So some angst behind the scenes at the White House was no surprise.
Publicly, however, the White House stood firmly behind Emanuel. White House press secretary Robert Gibbs on Tuesday dismissed as "parlor games" the talk of a White House divided into camps or of Emanuel facing the prospect of being ousted.
"Knowing most of what goes on here, I don't subscribe to all of it or a lot of it," he said. "He absolutely has the president's confidence."
Several current and former White House aides said Emanuel, despite his often passionately delivered opinions, is, once a decision is made, among the most loyal and energetic about making it happen. The president was said to view the spate of stories with a long view, that he and his team would rise — or fall — together and that Emanuel is too valued to cut loose.
Emanuel has been open about harboring political ambitions beyond the White House, specifically to run for Chicago mayor. But Gibbs deemed it unlikely that the chief of staff is feeding the stories himself to protect his reputation from its recent battering, particularly from the Democratic Party's liberal wing, which feels abandoned by Obama on many issues.
"We all give advice to the president on a daily basis," Gibbs said. "The president makes decisions and we move forward. When we move forward, nobody moves forward with more determination than the chief of staff."
Some indications point to the stories being driven by Emanuel loyalists, becoming increasingly upset at the criticism aimed at him lately over Obama's sputtering agenda, say those inside and outside the White House. A large number of Democratic lawmakers, particularly centrists and conservatives, feel a huge debt to Emanuel from his days as chairman of the Democratic campaign committee in 2006, when he played an instrumental role in restoring his party to power after 12 years in the minority.
Many of those same Democrats now fear for their chances in November's midterm congressional elections. As is common at this stage in an election cycle, they are looking for more help from Obama and someone to blame if they lose.

■ **Source material**

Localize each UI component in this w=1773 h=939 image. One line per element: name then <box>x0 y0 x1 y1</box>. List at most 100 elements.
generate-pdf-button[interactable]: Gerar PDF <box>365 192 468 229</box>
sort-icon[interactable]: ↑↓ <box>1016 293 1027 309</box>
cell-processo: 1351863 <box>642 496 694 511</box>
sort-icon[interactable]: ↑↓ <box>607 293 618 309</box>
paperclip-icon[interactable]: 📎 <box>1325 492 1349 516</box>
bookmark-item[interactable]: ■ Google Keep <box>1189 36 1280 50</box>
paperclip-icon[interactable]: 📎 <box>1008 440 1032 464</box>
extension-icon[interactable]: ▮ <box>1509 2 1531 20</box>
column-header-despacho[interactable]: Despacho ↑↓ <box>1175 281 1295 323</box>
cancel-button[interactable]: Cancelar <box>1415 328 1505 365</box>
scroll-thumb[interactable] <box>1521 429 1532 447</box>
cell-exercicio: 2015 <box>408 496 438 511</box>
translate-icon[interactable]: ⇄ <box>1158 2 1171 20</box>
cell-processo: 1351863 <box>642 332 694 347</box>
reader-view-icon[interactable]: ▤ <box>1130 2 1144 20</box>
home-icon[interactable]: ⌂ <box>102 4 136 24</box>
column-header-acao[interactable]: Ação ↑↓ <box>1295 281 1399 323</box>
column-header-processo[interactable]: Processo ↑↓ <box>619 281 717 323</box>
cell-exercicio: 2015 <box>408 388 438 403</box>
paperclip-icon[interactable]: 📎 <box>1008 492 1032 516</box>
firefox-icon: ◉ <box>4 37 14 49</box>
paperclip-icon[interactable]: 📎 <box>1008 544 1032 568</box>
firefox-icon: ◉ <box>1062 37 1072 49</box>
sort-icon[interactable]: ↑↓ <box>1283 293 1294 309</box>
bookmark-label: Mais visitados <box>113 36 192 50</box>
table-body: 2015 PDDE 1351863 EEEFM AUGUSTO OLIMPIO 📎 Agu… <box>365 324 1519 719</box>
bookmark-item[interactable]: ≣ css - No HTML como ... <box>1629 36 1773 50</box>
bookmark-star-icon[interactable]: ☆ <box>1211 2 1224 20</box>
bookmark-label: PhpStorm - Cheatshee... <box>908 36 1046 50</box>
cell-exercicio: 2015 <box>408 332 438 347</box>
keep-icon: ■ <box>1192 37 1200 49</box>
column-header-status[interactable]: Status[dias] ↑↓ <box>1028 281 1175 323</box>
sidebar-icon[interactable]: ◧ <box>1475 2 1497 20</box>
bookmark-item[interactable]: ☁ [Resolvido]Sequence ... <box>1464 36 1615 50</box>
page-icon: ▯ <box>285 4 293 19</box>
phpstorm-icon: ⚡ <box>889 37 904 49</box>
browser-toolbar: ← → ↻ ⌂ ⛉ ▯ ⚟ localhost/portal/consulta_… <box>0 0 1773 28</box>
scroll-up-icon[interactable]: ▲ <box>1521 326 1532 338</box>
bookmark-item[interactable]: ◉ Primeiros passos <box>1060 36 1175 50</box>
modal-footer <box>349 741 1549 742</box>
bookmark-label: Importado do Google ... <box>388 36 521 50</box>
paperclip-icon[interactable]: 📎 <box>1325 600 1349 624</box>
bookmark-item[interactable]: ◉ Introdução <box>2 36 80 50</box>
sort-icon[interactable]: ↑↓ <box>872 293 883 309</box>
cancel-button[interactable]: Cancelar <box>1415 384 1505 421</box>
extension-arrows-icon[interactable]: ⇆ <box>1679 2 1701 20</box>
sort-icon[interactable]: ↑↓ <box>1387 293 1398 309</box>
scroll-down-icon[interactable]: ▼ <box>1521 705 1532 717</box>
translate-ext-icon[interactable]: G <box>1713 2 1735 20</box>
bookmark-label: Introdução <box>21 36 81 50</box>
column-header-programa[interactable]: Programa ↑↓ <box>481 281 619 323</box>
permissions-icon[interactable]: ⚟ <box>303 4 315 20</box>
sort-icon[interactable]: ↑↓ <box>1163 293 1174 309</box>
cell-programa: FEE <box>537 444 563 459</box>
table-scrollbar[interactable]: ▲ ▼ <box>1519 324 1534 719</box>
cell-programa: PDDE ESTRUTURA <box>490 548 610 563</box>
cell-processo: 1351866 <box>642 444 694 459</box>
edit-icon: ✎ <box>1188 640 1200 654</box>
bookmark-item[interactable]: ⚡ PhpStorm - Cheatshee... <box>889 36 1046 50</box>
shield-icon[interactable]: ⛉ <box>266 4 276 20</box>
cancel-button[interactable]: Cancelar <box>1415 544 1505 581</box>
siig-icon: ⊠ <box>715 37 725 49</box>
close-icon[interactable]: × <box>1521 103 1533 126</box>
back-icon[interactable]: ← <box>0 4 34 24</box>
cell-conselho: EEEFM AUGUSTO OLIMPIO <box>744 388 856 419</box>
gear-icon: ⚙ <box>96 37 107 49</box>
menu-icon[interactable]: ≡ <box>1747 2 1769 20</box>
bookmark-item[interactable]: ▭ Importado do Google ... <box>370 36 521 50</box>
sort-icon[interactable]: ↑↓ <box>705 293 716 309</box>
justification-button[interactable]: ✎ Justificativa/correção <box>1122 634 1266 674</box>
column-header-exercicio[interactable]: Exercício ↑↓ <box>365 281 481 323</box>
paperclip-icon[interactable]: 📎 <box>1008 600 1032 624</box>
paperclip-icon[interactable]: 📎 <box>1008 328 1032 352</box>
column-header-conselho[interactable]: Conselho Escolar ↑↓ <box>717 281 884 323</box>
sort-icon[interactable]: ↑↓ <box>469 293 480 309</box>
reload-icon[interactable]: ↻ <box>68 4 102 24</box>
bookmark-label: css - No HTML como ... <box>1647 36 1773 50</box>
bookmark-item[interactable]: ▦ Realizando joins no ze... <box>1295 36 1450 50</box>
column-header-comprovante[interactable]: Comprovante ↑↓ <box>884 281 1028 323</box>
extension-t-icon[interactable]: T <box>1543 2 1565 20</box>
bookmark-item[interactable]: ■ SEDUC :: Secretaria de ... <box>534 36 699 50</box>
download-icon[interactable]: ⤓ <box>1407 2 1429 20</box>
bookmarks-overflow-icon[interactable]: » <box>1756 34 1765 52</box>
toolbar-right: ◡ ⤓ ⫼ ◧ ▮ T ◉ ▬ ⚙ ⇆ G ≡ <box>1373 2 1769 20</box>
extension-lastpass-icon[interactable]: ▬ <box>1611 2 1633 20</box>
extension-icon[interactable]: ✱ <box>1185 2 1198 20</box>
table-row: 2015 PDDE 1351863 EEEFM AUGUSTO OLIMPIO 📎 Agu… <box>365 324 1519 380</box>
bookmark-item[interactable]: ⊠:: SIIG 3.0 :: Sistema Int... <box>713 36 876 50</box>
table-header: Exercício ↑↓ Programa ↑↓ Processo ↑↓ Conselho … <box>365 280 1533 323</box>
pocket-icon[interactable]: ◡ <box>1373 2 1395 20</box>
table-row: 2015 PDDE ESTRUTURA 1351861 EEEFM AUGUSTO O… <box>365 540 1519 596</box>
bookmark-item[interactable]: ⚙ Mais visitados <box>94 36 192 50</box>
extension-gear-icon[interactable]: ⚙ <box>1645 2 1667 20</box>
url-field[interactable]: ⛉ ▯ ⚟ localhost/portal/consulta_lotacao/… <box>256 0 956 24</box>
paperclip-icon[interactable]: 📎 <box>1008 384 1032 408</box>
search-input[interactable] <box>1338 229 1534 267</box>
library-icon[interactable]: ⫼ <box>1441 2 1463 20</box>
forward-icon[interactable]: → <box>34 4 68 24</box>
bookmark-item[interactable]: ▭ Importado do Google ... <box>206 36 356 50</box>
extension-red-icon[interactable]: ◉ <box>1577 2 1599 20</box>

■ **Description of the task**
Please return the passage above about the White House and Emanuel, word for word and in full.

■ **Answer space**
So some angst behind the scenes at the White House was no surprise.
Publicly, however, the White House stood firmly behind Emanuel. White House press secretary Robert Gibbs on Tuesday dismissed as "parlor games" the talk of a White House divided into camps or of Emanuel facing the prospect of being ousted.
"Knowing most of what goes on here, I don't subscribe to all of it or a lot of it," he said. "He absolutely has the president's confidence."
Several current and former White House aides said Emanuel, despite his often passionately delivered opinions, is, once a decision is made, among the most loyal and energetic about making it happen. The president was said to view the spate of stories with a long view, that he and his team would rise — or fall — together and that Emanuel is too valued to cut loose.
Emanuel has been open about harboring political ambitions beyond the White House, specifically to run for Chicago mayor. But Gibbs deemed it unlikely that the chief of staff is feeding the stories himself to protect his reputation from its recent battering, particularly from the Democratic Party's liberal wing, which feels abandoned by Obama on many issues.
"We all give advice to the president on a daily basis," Gibbs said. "The president makes decisions and we move forward. When we move forward, nobody moves forward with more determination than the chief of staff."
Some indications point to the stories being driven by Emanuel loyalists, becoming increasingly upset at the criticism aimed at him lately over Obama's sputtering agenda, say those inside and outside the White House. A large number of Democratic lawmakers, particularly centrists and conservatives, feel a huge debt to Emanuel from his days as chairman of the Democratic campaign committee in 2006, when he played an instrumental role in restoring his party to power after 12 years in the minority.
Many of those same Democrats now fear for their chances in November's midterm congressional elections. As is common at this stage in an election cycle, they are looking for more help from Obama and someone to blame if they lose.